→ **Written exercise**
Pick out the lines containing "własności".

→ **Dataset rows**
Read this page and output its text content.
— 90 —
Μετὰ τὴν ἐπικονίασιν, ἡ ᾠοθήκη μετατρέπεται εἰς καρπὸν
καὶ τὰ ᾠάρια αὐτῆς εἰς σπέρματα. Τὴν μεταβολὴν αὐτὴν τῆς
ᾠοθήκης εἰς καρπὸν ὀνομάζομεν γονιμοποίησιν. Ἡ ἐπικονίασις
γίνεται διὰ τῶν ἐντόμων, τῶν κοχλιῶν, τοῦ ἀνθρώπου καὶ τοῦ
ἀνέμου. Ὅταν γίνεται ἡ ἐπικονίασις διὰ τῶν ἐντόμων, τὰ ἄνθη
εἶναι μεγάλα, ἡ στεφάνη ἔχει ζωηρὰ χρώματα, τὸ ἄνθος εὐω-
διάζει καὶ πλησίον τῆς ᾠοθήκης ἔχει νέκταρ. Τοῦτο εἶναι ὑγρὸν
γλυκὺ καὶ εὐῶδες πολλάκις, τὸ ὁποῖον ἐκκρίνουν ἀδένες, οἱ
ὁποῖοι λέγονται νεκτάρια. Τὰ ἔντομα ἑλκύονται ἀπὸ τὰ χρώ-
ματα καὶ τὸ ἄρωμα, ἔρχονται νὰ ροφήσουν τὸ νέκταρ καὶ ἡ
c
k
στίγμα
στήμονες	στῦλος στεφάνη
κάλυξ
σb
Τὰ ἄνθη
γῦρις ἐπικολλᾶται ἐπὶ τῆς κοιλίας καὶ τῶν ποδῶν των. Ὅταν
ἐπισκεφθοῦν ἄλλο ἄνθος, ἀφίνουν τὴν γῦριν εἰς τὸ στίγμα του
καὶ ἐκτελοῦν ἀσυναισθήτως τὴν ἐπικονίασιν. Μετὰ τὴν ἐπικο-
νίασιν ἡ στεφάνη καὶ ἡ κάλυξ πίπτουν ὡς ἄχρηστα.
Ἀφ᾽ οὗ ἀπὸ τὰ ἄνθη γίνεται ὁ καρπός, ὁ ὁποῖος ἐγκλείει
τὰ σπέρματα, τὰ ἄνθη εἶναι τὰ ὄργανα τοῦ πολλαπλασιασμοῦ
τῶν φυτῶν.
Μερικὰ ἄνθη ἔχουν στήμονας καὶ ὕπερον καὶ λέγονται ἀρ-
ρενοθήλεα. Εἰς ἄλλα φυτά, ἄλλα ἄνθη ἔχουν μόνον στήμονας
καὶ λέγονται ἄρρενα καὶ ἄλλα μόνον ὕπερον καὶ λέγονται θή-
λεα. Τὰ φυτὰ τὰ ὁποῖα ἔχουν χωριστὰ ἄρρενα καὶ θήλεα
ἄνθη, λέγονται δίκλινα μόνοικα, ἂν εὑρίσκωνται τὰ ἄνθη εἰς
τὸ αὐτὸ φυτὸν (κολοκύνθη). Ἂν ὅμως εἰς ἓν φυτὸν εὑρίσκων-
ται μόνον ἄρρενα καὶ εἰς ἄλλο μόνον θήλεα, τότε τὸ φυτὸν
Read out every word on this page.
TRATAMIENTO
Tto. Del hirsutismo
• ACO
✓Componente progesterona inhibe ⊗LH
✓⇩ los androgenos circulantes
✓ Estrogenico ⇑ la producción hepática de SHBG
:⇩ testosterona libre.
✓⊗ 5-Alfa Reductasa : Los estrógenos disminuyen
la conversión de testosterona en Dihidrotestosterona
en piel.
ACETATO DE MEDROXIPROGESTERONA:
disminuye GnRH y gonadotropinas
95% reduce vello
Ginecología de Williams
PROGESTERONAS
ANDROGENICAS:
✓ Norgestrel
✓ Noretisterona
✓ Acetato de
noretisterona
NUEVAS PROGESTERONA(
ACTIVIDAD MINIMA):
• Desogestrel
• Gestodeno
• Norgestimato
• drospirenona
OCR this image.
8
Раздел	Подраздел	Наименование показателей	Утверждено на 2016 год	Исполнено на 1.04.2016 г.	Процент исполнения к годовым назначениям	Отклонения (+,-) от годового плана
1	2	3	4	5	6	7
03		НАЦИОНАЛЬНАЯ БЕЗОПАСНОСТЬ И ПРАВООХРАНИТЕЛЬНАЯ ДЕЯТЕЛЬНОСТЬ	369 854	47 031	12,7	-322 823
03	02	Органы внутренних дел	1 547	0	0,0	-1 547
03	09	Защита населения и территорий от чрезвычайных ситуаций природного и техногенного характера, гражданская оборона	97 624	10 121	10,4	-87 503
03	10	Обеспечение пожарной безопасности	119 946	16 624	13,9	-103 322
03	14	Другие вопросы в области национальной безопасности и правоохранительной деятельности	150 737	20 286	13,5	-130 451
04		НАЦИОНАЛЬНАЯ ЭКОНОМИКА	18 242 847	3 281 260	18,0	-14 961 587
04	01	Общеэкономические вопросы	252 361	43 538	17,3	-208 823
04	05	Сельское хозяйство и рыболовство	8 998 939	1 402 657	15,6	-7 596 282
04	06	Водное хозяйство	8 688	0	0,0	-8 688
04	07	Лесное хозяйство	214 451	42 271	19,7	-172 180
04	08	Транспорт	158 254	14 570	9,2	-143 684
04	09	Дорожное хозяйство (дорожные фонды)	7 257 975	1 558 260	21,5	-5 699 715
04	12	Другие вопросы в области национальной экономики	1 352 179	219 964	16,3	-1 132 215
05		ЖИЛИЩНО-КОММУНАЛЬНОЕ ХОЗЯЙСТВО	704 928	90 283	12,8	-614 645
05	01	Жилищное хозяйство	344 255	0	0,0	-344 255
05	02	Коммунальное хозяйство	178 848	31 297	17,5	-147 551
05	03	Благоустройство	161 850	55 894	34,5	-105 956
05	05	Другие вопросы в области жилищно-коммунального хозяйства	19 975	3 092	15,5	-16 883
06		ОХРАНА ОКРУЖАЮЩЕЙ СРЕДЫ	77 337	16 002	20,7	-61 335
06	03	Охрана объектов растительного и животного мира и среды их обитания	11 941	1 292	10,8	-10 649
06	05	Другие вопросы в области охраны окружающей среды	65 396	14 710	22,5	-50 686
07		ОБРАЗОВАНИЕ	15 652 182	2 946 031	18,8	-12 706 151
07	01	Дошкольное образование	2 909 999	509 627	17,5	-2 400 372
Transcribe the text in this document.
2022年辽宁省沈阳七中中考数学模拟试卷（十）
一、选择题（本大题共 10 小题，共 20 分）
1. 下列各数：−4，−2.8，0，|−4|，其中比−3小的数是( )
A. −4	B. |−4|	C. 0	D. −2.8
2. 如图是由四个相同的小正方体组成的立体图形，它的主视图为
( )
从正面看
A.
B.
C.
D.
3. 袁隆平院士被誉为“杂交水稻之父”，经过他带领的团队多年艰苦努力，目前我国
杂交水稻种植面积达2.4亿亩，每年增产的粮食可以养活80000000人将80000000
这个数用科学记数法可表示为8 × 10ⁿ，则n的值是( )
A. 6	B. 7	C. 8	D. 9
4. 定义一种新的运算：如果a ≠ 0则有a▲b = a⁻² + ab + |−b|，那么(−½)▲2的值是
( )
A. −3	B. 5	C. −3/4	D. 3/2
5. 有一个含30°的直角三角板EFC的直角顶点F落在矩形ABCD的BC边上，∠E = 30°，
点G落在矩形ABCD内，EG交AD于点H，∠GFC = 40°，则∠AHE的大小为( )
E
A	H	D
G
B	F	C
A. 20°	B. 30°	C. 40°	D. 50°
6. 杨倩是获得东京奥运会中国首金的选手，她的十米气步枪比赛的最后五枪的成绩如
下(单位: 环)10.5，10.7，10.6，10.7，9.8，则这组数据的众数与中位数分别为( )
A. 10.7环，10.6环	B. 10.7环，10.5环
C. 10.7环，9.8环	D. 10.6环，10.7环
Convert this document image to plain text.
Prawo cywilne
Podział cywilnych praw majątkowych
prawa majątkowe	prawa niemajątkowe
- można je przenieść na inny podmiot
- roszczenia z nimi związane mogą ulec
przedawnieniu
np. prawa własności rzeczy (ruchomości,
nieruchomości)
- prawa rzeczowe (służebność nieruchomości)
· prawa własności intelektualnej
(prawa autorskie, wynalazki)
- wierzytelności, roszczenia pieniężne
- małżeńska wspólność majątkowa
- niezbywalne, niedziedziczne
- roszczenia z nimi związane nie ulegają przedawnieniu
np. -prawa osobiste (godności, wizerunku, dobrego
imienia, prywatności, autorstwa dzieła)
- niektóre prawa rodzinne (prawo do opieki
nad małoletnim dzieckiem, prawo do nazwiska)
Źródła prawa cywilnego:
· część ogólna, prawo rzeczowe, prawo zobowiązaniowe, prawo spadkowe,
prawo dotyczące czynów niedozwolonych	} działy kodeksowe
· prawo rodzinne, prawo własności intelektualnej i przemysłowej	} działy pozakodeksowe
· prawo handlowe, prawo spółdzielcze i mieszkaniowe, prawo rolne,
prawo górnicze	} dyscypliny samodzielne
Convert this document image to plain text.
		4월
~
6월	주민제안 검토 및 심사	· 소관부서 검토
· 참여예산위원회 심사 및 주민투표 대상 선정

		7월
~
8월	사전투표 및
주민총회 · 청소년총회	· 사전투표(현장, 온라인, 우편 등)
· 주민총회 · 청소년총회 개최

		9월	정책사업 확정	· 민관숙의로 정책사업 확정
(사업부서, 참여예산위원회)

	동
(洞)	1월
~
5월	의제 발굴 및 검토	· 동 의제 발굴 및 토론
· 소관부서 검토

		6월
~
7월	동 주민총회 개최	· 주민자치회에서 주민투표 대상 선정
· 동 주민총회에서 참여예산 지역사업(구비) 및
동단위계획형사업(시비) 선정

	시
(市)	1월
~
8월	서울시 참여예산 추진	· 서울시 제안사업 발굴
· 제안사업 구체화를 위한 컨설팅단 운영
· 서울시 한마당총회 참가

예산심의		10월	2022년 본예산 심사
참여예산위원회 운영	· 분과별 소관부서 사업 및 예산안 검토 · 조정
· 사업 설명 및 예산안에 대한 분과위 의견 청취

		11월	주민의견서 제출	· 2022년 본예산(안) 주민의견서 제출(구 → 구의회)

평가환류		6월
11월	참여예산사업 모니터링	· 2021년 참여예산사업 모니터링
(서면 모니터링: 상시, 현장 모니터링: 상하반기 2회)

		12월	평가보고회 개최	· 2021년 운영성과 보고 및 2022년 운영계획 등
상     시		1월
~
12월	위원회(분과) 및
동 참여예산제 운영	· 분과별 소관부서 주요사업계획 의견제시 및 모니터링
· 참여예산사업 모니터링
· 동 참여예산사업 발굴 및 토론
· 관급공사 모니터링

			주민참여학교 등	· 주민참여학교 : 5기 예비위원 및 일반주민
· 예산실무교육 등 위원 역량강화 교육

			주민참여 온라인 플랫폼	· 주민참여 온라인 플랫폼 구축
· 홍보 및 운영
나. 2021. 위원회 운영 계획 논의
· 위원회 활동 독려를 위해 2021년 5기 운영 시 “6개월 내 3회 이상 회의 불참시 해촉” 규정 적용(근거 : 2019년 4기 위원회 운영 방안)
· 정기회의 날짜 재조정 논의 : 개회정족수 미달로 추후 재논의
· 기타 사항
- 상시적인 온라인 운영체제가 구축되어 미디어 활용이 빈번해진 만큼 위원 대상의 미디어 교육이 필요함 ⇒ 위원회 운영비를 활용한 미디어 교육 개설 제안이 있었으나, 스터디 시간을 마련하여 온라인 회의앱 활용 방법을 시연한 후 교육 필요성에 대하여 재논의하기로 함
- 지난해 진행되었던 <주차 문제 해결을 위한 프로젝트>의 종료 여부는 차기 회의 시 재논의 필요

→ **Output**
np. prawa własności rzeczy (ruchomości,
· prawa własności intelektualnej
· prawo rodzinne, prawo własności intelektualnej i przemysłowej	} działy pozakodeksowe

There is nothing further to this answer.